Given exercise:
How many lines in the listing below include the word "this"? Reply with the count alone.

Chart and figure data:
------------------------
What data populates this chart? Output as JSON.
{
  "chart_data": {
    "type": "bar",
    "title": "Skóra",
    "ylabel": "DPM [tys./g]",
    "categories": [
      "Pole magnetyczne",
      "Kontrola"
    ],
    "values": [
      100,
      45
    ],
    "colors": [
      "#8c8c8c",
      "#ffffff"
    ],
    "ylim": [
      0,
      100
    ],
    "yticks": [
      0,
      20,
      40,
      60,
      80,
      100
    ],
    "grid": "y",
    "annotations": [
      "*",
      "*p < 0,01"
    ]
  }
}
------------------------
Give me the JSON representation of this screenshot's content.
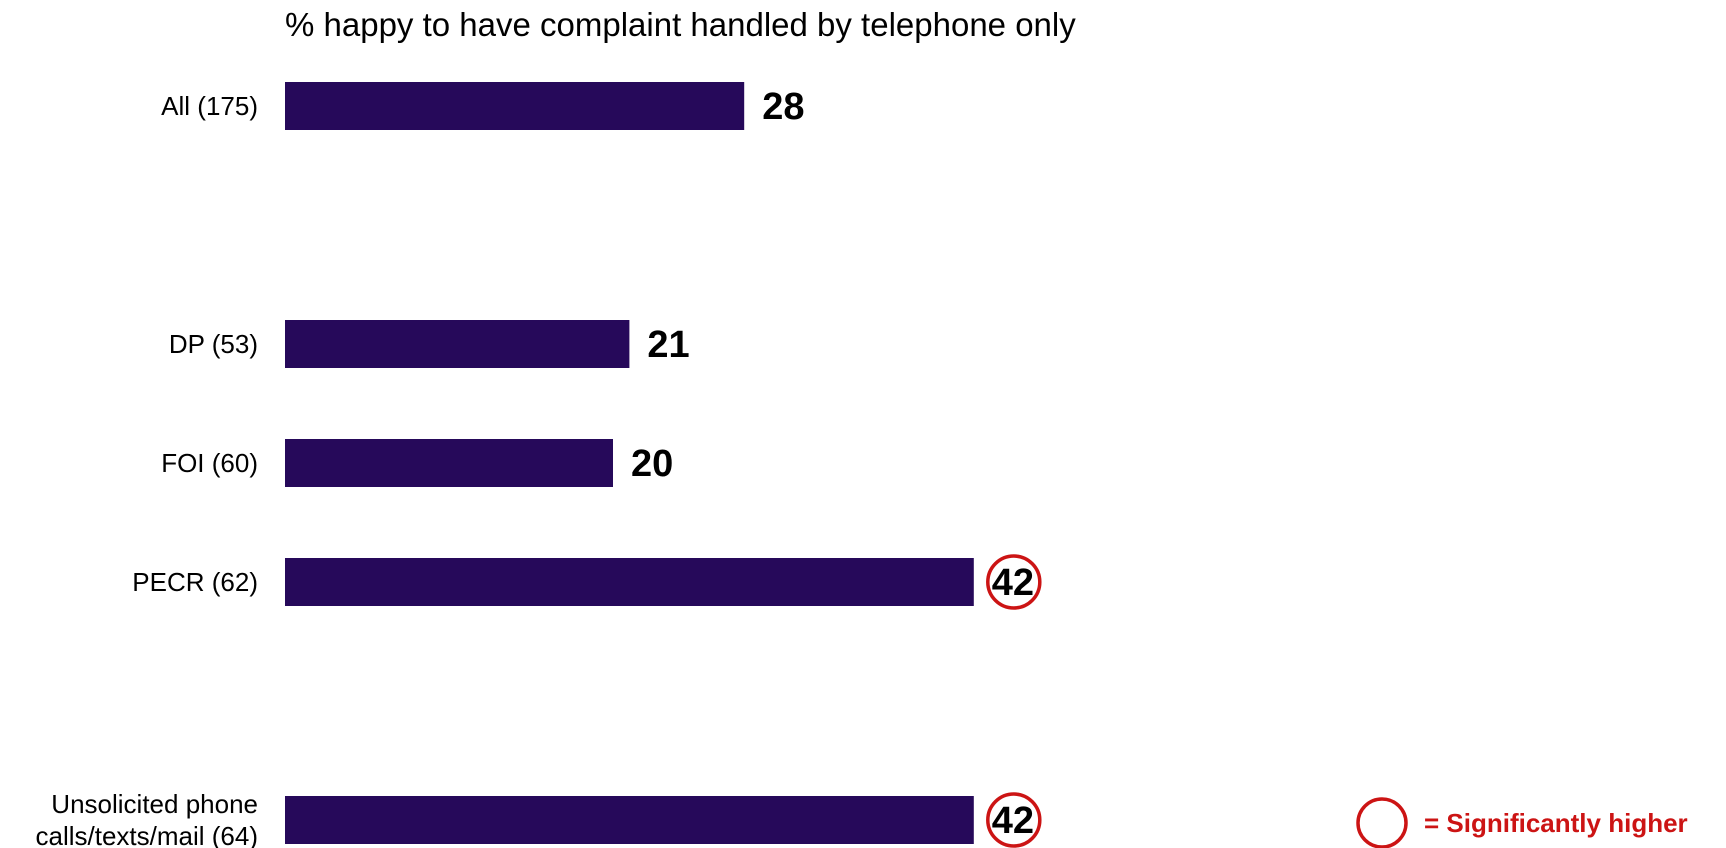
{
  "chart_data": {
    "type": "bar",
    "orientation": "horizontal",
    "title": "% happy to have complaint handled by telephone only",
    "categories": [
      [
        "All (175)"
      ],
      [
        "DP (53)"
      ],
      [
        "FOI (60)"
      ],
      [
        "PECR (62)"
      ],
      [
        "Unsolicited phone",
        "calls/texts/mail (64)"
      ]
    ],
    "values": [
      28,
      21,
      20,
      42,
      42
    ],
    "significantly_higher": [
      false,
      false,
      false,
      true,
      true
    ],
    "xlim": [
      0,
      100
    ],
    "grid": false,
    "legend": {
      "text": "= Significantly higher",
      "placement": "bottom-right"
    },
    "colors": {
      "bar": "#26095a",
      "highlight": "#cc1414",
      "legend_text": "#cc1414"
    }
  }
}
------------------------
Task output:
2